** TO BE DONE **
Quote every line as given.

— begin PROVIDED INFORMATION —

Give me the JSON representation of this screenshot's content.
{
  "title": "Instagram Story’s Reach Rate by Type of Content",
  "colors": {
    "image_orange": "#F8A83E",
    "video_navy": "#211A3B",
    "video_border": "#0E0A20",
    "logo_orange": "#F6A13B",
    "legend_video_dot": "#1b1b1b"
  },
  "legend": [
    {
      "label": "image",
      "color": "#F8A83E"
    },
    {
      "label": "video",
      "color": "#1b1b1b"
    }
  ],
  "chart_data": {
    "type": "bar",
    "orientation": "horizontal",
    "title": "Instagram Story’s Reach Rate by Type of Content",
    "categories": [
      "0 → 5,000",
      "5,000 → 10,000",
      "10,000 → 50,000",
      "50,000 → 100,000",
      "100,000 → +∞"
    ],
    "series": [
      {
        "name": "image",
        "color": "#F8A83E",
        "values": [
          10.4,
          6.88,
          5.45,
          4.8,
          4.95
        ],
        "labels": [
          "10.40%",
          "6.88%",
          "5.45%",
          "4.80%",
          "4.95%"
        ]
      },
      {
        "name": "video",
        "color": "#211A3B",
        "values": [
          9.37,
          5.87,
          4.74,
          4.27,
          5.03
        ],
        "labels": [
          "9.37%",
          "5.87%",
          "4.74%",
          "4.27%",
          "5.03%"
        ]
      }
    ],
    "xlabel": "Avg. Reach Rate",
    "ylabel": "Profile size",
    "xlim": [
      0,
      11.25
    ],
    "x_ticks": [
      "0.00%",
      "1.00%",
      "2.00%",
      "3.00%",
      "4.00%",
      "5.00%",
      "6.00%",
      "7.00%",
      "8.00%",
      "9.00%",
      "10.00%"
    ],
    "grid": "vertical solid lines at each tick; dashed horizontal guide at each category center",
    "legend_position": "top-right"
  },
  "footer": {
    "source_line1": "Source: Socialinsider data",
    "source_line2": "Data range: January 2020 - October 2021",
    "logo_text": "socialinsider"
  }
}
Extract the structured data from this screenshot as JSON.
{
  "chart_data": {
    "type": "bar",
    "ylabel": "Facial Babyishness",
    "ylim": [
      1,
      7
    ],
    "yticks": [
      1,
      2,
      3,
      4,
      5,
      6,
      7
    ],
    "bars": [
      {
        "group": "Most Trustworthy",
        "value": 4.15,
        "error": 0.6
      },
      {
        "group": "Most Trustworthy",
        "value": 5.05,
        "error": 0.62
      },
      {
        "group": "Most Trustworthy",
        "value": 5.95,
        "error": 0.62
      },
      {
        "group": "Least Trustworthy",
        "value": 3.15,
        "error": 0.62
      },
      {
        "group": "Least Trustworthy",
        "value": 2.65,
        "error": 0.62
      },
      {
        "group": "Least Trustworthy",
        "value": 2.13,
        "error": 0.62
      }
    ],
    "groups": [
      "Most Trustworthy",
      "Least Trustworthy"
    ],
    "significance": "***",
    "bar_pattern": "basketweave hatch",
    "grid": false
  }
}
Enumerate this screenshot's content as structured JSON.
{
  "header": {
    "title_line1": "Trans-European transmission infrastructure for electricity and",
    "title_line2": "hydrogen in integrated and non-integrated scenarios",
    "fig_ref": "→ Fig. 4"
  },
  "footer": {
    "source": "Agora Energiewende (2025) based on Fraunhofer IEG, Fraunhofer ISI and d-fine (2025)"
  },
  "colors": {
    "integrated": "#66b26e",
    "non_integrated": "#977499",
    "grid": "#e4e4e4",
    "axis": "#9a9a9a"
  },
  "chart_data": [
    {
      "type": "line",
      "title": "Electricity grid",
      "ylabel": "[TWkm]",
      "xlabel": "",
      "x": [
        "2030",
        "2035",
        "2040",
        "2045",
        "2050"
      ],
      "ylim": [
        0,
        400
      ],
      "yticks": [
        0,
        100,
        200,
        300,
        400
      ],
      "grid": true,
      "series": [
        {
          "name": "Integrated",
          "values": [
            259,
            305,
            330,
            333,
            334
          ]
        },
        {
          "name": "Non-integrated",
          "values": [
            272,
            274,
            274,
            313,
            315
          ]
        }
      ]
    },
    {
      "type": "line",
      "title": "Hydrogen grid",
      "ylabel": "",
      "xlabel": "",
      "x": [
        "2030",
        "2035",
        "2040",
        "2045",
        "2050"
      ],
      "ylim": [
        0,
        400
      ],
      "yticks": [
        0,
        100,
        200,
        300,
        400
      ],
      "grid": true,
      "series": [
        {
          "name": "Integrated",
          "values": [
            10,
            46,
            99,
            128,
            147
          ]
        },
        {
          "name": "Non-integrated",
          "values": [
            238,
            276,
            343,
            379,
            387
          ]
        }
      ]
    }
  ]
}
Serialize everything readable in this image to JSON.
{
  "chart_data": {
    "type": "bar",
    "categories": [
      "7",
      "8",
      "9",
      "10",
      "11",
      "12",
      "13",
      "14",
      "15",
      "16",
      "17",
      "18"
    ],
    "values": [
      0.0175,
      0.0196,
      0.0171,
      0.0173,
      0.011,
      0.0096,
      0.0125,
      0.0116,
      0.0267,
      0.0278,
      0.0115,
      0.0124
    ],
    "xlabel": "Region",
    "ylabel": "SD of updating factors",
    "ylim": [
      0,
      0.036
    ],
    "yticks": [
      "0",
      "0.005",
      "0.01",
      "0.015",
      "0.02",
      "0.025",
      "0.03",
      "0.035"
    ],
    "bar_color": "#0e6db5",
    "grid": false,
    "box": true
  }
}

— end PROVIDED INFORMATION —

** RESULT OF THE EXERCISE **
Give me the JSON representation of this screenshot's content.
{
  "title": "Instagram Story’s Reach Rate by Type of Content",
  "colors": {
    "image_orange": "#F8A83E",
    "video_navy": "#211A3B",
    "video_border": "#0E0A20",
    "logo_orange": "#F6A13B",
    "legend_video_dot": "#1b1b1b"
  },
  "legend": [
    {
      "label": "image",
      "color": "#F8A83E"
    },
    {
      "label": "video",
      "color": "#1b1b1b"
    }
  ],
  "chart_data": {
    "type": "bar",
    "orientation": "horizontal",
    "title": "Instagram Story’s Reach Rate by Type of Content",
    "categories": [
      "0 → 5,000",
      "5,000 → 10,000",
      "10,000 → 50,000",
      "50,000 → 100,000",
      "100,000 → +∞"
    ],
    "series": [
      {
        "name": "image",
        "color": "#F8A83E",
        "values": [
          10.4,
          6.88,
          5.45,
          4.8,
          4.95
        ],
        "labels": [
          "10.40%",
          "6.88%",
          "5.45%",
          "4.80%",
          "4.95%"
        ]
      },
      {
        "name": "video",
        "color": "#211A3B",
        "values": [
          9.37,
          5.87,
          4.74,
          4.27,
          5.03
        ],
        "labels": [
          "9.37%",
          "5.87%",
          "4.74%",
          "4.27%",
          "5.03%"
        ]
      }
    ],
    "xlabel": "Avg. Reach Rate",
    "ylabel": "Profile size",
    "xlim": [
      0,
      11.25
    ],
    "x_ticks": [
      "0.00%",
      "1.00%",
      "2.00%",
      "3.00%",
      "4.00%",
      "5.00%",
      "6.00%",
      "7.00%",
      "8.00%",
      "9.00%",
      "10.00%"
    ],
    "grid": "vertical solid lines at each tick; dashed horizontal guide at each category center",
    "legend_position": "top-right"
  },
  "footer": {
    "source_line1": "Source: Socialinsider data",
    "source_line2": "Data range: January 2020 - October 2021",
    "logo_text": "socialinsider"
  }
}
Extract the structured data from this screenshot as JSON.
{
  "chart_data": {
    "type": "bar",
    "ylabel": "Facial Babyishness",
    "ylim": [
      1,
      7
    ],
    "yticks": [
      1,
      2,
      3,
      4,
      5,
      6,
      7
    ],
    "bars": [
      {
        "group": "Most Trustworthy",
        "value": 4.15,
        "error": 0.6
      },
      {
        "group": "Most Trustworthy",
        "value": 5.05,
        "error": 0.62
      },
      {
        "group": "Most Trustworthy",
        "value": 5.95,
        "error": 0.62
      },
      {
        "group": "Least Trustworthy",
        "value": 3.15,
        "error": 0.62
      },
      {
        "group": "Least Trustworthy",
        "value": 2.65,
        "error": 0.62
      },
      {
        "group": "Least Trustworthy",
        "value": 2.13,
        "error": 0.62
      }
    ],
    "groups": [
      "Most Trustworthy",
      "Least Trustworthy"
    ],
    "significance": "***",
    "bar_pattern": "basketweave hatch",
    "grid": false
  }
}
Enumerate this screenshot's content as structured JSON.
{
  "header": {
    "title_line1": "Trans-European transmission infrastructure for electricity and",
    "title_line2": "hydrogen in integrated and non-integrated scenarios",
    "fig_ref": "→ Fig. 4"
  },
  "footer": {
    "source": "Agora Energiewende (2025) based on Fraunhofer IEG, Fraunhofer ISI and d-fine (2025)"
  },
  "colors": {
    "integrated": "#66b26e",
    "non_integrated": "#977499",
    "grid": "#e4e4e4",
    "axis": "#9a9a9a"
  },
  "chart_data": [
    {
      "type": "line",
      "title": "Electricity grid",
      "ylabel": "[TWkm]",
      "xlabel": "",
      "x": [
        "2030",
        "2035",
        "2040",
        "2045",
        "2050"
      ],
      "ylim": [
        0,
        400
      ],
      "yticks": [
        0,
        100,
        200,
        300,
        400
      ],
      "grid": true,
      "series": [
        {
          "name": "Integrated",
          "values": [
            259,
            305,
            330,
            333,
            334
          ]
        },
        {
          "name": "Non-integrated",
          "values": [
            272,
            274,
            274,
            313,
            315
          ]
        }
      ]
    },
    {
      "type": "line",
      "title": "Hydrogen grid",
      "ylabel": "",
      "xlabel": "",
      "x": [
        "2030",
        "2035",
        "2040",
        "2045",
        "2050"
      ],
      "ylim": [
        0,
        400
      ],
      "yticks": [
        0,
        100,
        200,
        300,
        400
      ],
      "grid": true,
      "series": [
        {
          "name": "Integrated",
          "values": [
            10,
            46,
            99,
            128,
            147
          ]
        },
        {
          "name": "Non-integrated",
          "values": [
            238,
            276,
            343,
            379,
            387
          ]
        }
      ]
    }
  ]
}
Serialize everything readable in this image to JSON.
{
  "chart_data": {
    "type": "bar",
    "categories": [
      "7",
      "8",
      "9",
      "10",
      "11",
      "12",
      "13",
      "14",
      "15",
      "16",
      "17",
      "18"
    ],
    "values": [
      0.0175,
      0.0196,
      0.0171,
      0.0173,
      0.011,
      0.0096,
      0.0125,
      0.0116,
      0.0267,
      0.0278,
      0.0115,
      0.0124
    ],
    "xlabel": "Region",
    "ylabel": "SD of updating factors",
    "ylim": [
      0,
      0.036
    ],
    "yticks": [
      "0",
      "0.005",
      "0.01",
      "0.015",
      "0.02",
      "0.025",
      "0.03",
      "0.035"
    ],
    "bar_color": "#0e6db5",
    "grid": false,
    "box": true
  }
}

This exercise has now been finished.